__TO BE DONE__: All the data should be repeated exactly. Any image in it is left out.

__PROVIDED MATERIAL__:

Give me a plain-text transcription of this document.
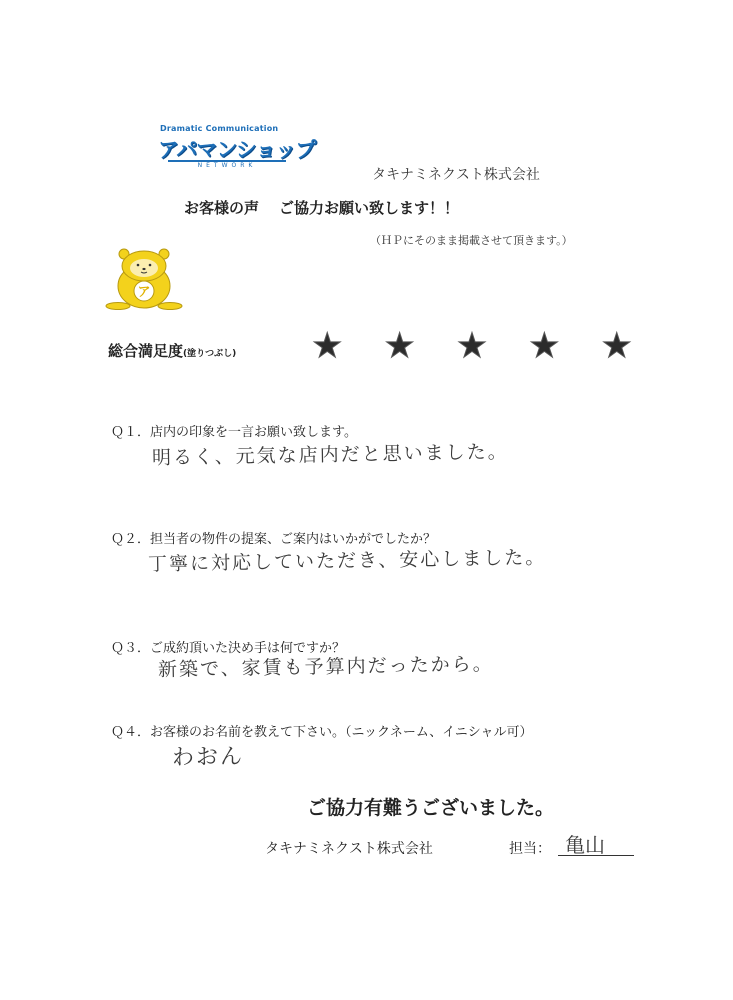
Dramatic Communication
アパマンショップ
NETWORK
タキナミネクスト株式会社
お客様の声 ご協力お願い致します！！
（ＨＰにそのまま掲載させて頂きます。）
ア
総合満足度(塗りつぶし) ★ ★ ★ ★ ★
Ｑ１．店内の印象を一言お願い致します。
明るく、元気な店内だと思いました。
Ｑ２．担当者の物件の提案、ご案内はいかがでしたか？
丁寧に対応していただき、安心しました。
Ｑ３．ご成約頂いた決め手は何ですか？
新築で、家賃も予算内だったから。
Ｑ４．お客様のお名前を教えて下さい。（ニックネーム、イニシャル可）
わおん
ご協力有難うございました。
タキナミネクスト株式会社	担当： 亀山
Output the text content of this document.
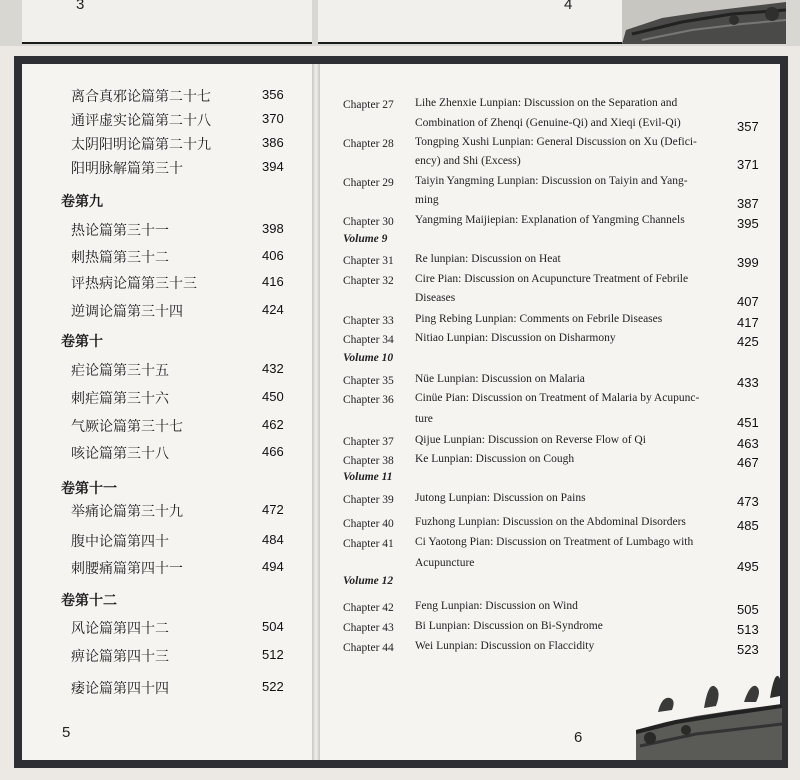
3	4
离合真邪论篇第二十七	356
通评虚实论篇第二十八	370
太阴阳明论篇第二十九	386
阳明脉解篇第三十	394
卷第九
热论篇第三十一	398
刺热篇第三十二	406
评热病论篇第三十三	416
逆调论篇第三十四	424
卷第十
疟论篇第三十五	432
刺疟篇第三十六	450
气厥论篇第三十七	462
咳论篇第三十八	466
卷第十一
举痛论篇第三十九	472
腹中论篇第四十	484
刺腰痛篇第四十一	494
卷第十二
风论篇第四十二	504
痹论篇第四十三	512
痿论篇第四十四	522
Chapter 27 Lihe Zhenxie Lunpian: Discussion on the Separation and
Combination of Zhenqi (Genuine-Qi) and Xieqi (Evil-Qi)	357
Chapter 28 Tongping Xushi Lunpian: General Discussion on Xu (Defici-
ency) and Shi (Excess)	371
Chapter 29 Taiyin Yangming Lunpian: Discussion on Taiyin and Yang-
ming	387
Chapter 30 Yangming Maijiepian: Explanation of Yangming Channels	395
Volume 9
Chapter 31 Re lunpian: Discussion on Heat	399
Chapter 32 Cire Pian: Discussion on Acupuncture Treatment of Febrile
Diseases	407
Chapter 33 Ping Rebing Lunpian: Comments on Febrile Diseases	417
Chapter 34 Nitiao Lunpian: Discussion on Disharmony	425
Volume 10
Chapter 35 Nüe Lunpian: Discussion on Malaria	433
Chapter 36 Cinüe Pian: Discussion on Treatment of Malaria by Acupunc-
ture	451
Chapter 37 Qijue Lunpian: Discussion on Reverse Flow of Qi	463
Chapter 38 Ke Lunpian: Discussion on Cough	467
Volume 11
Chapter 39 Jutong Lunpian: Discussion on Pains	473
Chapter 40 Fuzhong Lunpian: Discussion on the Abdominal Disorders	485
Chapter 41 Ci Yaotong Pian: Discussion on Treatment of Lumbago with
Acupuncture	495
Volume 12
Chapter 42 Feng Lunpian: Discussion on Wind	505
Chapter 43 Bi Lunpian: Discussion on Bi-Syndrome	513
Chapter 44 Wei Lunpian: Discussion on Flaccidity	523
5	6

__COMPLETE ANSWER__:
Give me a plain-text transcription of this document.
Dramatic Communication
アパマンショップ
NETWORK
タキナミネクスト株式会社
お客様の声 ご協力お願い致します！！
（ＨＰにそのまま掲載させて頂きます。）
ア
総合満足度(塗りつぶし) ★ ★ ★ ★ ★
Ｑ１．店内の印象を一言お願い致します。
明るく、元気な店内だと思いました。
Ｑ２．担当者の物件の提案、ご案内はいかがでしたか？
丁寧に対応していただき、安心しました。
Ｑ３．ご成約頂いた決め手は何ですか？
新築で、家賃も予算内だったから。
Ｑ４．お客様のお名前を教えて下さい。（ニックネーム、イニシャル可）
わおん
ご協力有難うございました。
タキナミネクスト株式会社	担当： 亀山
Output the text content of this document.
3	4
离合真邪论篇第二十七	356
通评虚实论篇第二十八	370
太阴阳明论篇第二十九	386
阳明脉解篇第三十	394
卷第九
热论篇第三十一	398
刺热篇第三十二	406
评热病论篇第三十三	416
逆调论篇第三十四	424
卷第十
疟论篇第三十五	432
刺疟篇第三十六	450
气厥论篇第三十七	462
咳论篇第三十八	466
卷第十一
举痛论篇第三十九	472
腹中论篇第四十	484
刺腰痛篇第四十一	494
卷第十二
风论篇第四十二	504
痹论篇第四十三	512
痿论篇第四十四	522
Chapter 27 Lihe Zhenxie Lunpian: Discussion on the Separation and
Combination of Zhenqi (Genuine-Qi) and Xieqi (Evil-Qi)	357
Chapter 28 Tongping Xushi Lunpian: General Discussion on Xu (Defici-
ency) and Shi (Excess)	371
Chapter 29 Taiyin Yangming Lunpian: Discussion on Taiyin and Yang-
ming	387
Chapter 30 Yangming Maijiepian: Explanation of Yangming Channels	395
Volume 9
Chapter 31 Re lunpian: Discussion on Heat	399
Chapter 32 Cire Pian: Discussion on Acupuncture Treatment of Febrile
Diseases	407
Chapter 33 Ping Rebing Lunpian: Comments on Febrile Diseases	417
Chapter 34 Nitiao Lunpian: Discussion on Disharmony	425
Volume 10
Chapter 35 Nüe Lunpian: Discussion on Malaria	433
Chapter 36 Cinüe Pian: Discussion on Treatment of Malaria by Acupunc-
ture	451
Chapter 37 Qijue Lunpian: Discussion on Reverse Flow of Qi	463
Chapter 38 Ke Lunpian: Discussion on Cough	467
Volume 11
Chapter 39 Jutong Lunpian: Discussion on Pains	473
Chapter 40 Fuzhong Lunpian: Discussion on the Abdominal Disorders	485
Chapter 41 Ci Yaotong Pian: Discussion on Treatment of Lumbago with
Acupuncture	495
Volume 12
Chapter 42 Feng Lunpian: Discussion on Wind	505
Chapter 43 Bi Lunpian: Discussion on Bi-Syndrome	513
Chapter 44 Wei Lunpian: Discussion on Flaccidity	523
5	6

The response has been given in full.